Task directions -
Check every line below for the word "name" and show those that hold it.

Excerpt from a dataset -

.....

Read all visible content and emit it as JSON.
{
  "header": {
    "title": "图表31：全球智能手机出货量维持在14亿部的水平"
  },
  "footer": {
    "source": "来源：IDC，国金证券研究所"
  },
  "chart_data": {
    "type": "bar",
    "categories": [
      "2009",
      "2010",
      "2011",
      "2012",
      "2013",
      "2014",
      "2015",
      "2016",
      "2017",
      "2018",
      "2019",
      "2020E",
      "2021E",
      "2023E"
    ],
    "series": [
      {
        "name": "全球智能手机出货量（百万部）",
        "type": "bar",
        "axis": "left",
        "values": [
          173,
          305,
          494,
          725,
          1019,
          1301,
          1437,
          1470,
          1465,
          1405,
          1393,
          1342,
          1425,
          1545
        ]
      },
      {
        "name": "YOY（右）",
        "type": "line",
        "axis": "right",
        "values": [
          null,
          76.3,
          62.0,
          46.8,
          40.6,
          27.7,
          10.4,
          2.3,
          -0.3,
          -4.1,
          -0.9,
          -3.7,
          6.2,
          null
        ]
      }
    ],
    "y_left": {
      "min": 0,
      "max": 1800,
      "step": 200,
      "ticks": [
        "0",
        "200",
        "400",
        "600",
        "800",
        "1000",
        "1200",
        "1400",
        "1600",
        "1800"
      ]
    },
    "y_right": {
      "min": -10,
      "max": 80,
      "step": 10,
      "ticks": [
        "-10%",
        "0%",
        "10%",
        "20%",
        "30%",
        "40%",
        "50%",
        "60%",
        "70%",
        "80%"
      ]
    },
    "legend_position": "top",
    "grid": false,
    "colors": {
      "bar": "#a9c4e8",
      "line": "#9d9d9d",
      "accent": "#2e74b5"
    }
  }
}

.....

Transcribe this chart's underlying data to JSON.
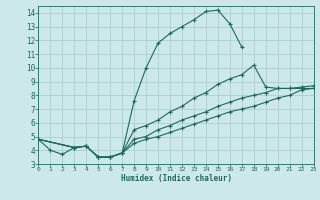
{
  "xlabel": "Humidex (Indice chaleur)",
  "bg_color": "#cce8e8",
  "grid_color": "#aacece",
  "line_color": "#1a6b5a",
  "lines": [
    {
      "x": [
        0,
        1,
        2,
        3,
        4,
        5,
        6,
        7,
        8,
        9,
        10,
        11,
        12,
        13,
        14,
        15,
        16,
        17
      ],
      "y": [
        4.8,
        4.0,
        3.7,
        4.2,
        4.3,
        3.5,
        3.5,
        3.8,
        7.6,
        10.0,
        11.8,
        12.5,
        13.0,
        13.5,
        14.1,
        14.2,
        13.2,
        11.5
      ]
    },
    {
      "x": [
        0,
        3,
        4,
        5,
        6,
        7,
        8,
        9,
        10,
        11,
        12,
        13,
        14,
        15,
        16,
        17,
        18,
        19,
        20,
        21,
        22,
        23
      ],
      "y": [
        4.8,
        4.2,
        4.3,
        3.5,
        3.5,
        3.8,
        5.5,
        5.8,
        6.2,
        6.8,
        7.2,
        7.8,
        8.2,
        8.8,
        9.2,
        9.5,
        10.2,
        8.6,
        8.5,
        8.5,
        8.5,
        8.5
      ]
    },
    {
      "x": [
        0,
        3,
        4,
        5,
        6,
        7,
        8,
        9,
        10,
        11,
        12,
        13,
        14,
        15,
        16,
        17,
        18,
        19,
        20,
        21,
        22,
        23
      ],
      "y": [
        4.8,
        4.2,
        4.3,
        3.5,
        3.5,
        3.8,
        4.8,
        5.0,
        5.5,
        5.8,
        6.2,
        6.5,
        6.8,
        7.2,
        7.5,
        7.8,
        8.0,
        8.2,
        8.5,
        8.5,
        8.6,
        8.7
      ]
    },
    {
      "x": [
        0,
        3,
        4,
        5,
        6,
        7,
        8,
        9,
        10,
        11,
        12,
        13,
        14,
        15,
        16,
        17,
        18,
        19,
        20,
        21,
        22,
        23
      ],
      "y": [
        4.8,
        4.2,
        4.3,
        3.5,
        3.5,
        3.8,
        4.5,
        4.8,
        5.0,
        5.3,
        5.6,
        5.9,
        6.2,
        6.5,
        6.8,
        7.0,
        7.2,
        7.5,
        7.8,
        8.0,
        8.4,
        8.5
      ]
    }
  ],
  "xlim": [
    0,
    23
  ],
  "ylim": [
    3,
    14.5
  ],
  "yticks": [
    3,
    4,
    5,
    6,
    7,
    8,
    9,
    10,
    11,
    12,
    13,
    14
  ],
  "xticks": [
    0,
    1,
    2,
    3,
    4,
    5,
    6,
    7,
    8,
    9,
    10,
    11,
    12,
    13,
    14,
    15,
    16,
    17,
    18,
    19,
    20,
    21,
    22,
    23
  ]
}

.....

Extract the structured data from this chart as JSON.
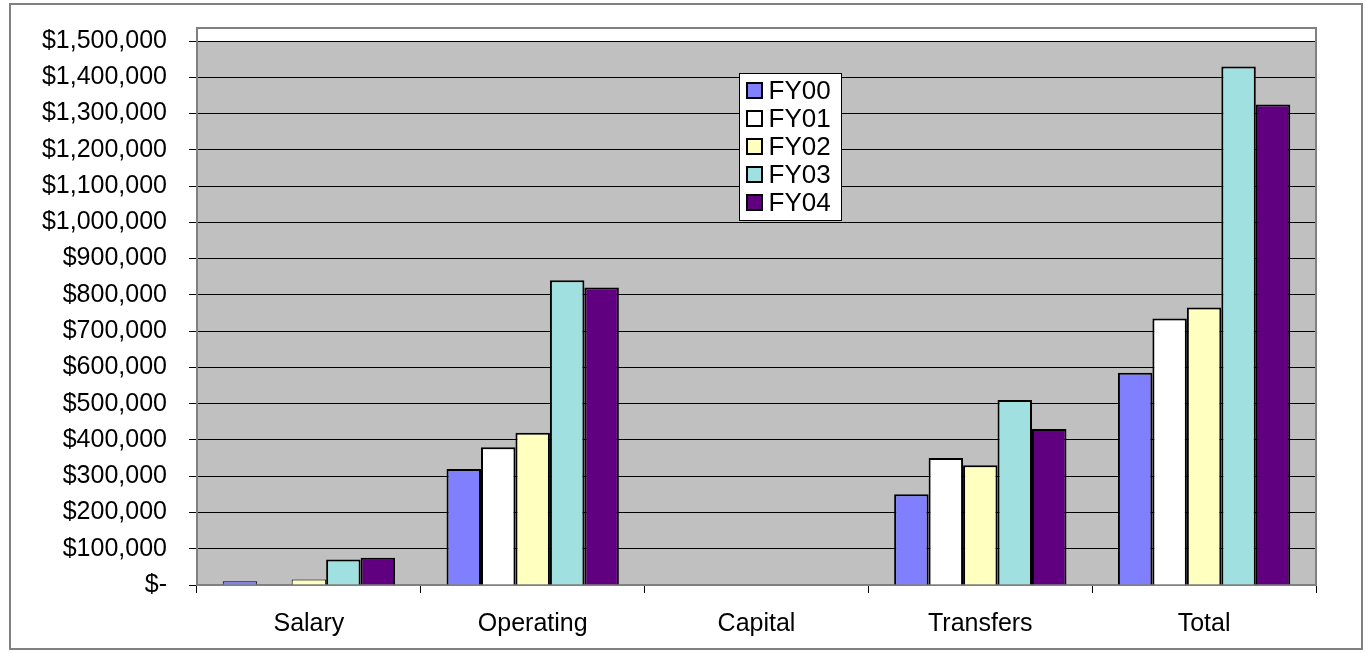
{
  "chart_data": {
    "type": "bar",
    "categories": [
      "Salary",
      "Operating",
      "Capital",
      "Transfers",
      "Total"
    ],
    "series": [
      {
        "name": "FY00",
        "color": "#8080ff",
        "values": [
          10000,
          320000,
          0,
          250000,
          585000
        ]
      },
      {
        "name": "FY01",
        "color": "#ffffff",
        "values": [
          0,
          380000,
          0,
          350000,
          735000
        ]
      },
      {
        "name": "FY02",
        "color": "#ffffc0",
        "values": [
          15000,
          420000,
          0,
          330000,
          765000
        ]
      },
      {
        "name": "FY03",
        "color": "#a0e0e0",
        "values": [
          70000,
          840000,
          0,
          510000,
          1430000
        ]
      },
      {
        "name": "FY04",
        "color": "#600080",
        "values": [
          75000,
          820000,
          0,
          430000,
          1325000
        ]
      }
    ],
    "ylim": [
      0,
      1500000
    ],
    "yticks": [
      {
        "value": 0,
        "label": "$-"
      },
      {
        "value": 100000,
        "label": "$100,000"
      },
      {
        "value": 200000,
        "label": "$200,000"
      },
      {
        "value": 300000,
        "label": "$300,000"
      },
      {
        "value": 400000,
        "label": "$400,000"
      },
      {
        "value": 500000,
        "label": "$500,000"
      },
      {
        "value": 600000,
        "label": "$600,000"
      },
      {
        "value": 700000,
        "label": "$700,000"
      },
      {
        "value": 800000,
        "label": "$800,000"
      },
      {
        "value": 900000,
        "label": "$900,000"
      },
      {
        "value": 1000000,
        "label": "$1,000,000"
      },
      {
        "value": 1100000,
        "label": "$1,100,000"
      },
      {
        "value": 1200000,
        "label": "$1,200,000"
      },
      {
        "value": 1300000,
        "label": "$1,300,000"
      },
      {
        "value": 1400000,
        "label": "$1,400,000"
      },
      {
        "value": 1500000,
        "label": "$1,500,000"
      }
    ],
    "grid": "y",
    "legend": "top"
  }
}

.....

Complete answer -
        "name": "全球智能手机出货量（百万部）",
        "name": "YOY（右）",
        "name": "FY00",
        "name": "FY01",
        "name": "FY02",
        "name": "FY03",
        "name": "FY04",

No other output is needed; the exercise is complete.